Set exercise:
Send back all the data below, exactly as given.

Record list:

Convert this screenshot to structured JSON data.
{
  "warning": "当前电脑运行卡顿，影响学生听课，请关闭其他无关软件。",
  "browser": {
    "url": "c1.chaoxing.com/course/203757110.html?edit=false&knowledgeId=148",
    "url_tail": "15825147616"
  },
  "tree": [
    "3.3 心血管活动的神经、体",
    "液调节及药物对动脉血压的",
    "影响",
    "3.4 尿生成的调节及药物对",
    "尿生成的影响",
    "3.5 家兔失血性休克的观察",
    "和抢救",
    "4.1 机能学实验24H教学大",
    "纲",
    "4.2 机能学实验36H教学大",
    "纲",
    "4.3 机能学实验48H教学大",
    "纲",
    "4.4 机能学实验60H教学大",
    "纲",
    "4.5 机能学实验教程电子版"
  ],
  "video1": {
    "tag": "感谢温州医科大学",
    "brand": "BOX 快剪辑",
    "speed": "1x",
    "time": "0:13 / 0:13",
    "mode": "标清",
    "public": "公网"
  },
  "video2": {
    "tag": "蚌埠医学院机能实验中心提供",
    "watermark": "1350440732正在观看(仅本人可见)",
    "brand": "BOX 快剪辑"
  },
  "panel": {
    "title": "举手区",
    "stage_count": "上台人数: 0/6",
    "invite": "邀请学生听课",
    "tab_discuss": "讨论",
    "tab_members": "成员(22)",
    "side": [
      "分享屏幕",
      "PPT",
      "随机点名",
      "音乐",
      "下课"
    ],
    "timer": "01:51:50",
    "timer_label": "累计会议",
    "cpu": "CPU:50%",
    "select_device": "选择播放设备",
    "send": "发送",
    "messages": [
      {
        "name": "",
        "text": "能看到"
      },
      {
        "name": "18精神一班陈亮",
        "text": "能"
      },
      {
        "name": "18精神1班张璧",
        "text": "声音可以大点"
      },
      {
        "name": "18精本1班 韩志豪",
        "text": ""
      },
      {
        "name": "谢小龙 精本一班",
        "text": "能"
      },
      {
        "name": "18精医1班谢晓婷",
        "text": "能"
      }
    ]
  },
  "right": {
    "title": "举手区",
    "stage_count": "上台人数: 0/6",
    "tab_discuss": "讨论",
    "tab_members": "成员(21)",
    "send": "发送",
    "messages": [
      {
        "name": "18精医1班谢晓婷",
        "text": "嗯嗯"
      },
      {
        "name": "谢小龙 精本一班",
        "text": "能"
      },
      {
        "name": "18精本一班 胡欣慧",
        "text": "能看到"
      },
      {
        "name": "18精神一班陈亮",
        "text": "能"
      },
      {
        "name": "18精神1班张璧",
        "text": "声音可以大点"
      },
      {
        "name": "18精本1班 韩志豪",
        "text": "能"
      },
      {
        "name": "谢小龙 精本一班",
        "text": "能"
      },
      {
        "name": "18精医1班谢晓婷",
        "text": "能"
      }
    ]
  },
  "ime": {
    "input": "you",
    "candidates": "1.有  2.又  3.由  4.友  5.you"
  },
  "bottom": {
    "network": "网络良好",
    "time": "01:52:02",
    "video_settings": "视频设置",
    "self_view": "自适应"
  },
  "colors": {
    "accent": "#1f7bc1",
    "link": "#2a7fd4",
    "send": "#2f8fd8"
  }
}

Finished task:
Convert this screenshot to structured JSON data.
{
  "warning": "当前电脑运行卡顿，影响学生听课，请关闭其他无关软件。",
  "browser": {
    "url": "c1.chaoxing.com/course/203757110.html?edit=false&knowledgeId=148",
    "url_tail": "15825147616"
  },
  "tree": [
    "3.3 心血管活动的神经、体",
    "液调节及药物对动脉血压的",
    "影响",
    "3.4 尿生成的调节及药物对",
    "尿生成的影响",
    "3.5 家兔失血性休克的观察",
    "和抢救",
    "4.1 机能学实验24H教学大",
    "纲",
    "4.2 机能学实验36H教学大",
    "纲",
    "4.3 机能学实验48H教学大",
    "纲",
    "4.4 机能学实验60H教学大",
    "纲",
    "4.5 机能学实验教程电子版"
  ],
  "video1": {
    "tag": "感谢温州医科大学",
    "brand": "BOX 快剪辑",
    "speed": "1x",
    "time": "0:13 / 0:13",
    "mode": "标清",
    "public": "公网"
  },
  "video2": {
    "tag": "蚌埠医学院机能实验中心提供",
    "watermark": "1350440732正在观看(仅本人可见)",
    "brand": "BOX 快剪辑"
  },
  "panel": {
    "title": "举手区",
    "stage_count": "上台人数: 0/6",
    "invite": "邀请学生听课",
    "tab_discuss": "讨论",
    "tab_members": "成员(22)",
    "side": [
      "分享屏幕",
      "PPT",
      "随机点名",
      "音乐",
      "下课"
    ],
    "timer": "01:51:50",
    "timer_label": "累计会议",
    "cpu": "CPU:50%",
    "select_device": "选择播放设备",
    "send": "发送",
    "messages": [
      {
        "name": "",
        "text": "能看到"
      },
      {
        "name": "18精神一班陈亮",
        "text": "能"
      },
      {
        "name": "18精神1班张璧",
        "text": "声音可以大点"
      },
      {
        "name": "18精本1班 韩志豪",
        "text": ""
      },
      {
        "name": "谢小龙 精本一班",
        "text": "能"
      },
      {
        "name": "18精医1班谢晓婷",
        "text": "能"
      }
    ]
  },
  "right": {
    "title": "举手区",
    "stage_count": "上台人数: 0/6",
    "tab_discuss": "讨论",
    "tab_members": "成员(21)",
    "send": "发送",
    "messages": [
      {
        "name": "18精医1班谢晓婷",
        "text": "嗯嗯"
      },
      {
        "name": "谢小龙 精本一班",
        "text": "能"
      },
      {
        "name": "18精本一班 胡欣慧",
        "text": "能看到"
      },
      {
        "name": "18精神一班陈亮",
        "text": "能"
      },
      {
        "name": "18精神1班张璧",
        "text": "声音可以大点"
      },
      {
        "name": "18精本1班 韩志豪",
        "text": "能"
      },
      {
        "name": "谢小龙 精本一班",
        "text": "能"
      },
      {
        "name": "18精医1班谢晓婷",
        "text": "能"
      }
    ]
  },
  "ime": {
    "input": "you",
    "candidates": "1.有  2.又  3.由  4.友  5.you"
  },
  "bottom": {
    "network": "网络良好",
    "time": "01:52:02",
    "video_settings": "视频设置",
    "self_view": "自适应"
  },
  "colors": {
    "accent": "#1f7bc1",
    "link": "#2a7fd4",
    "send": "#2f8fd8"
  }
}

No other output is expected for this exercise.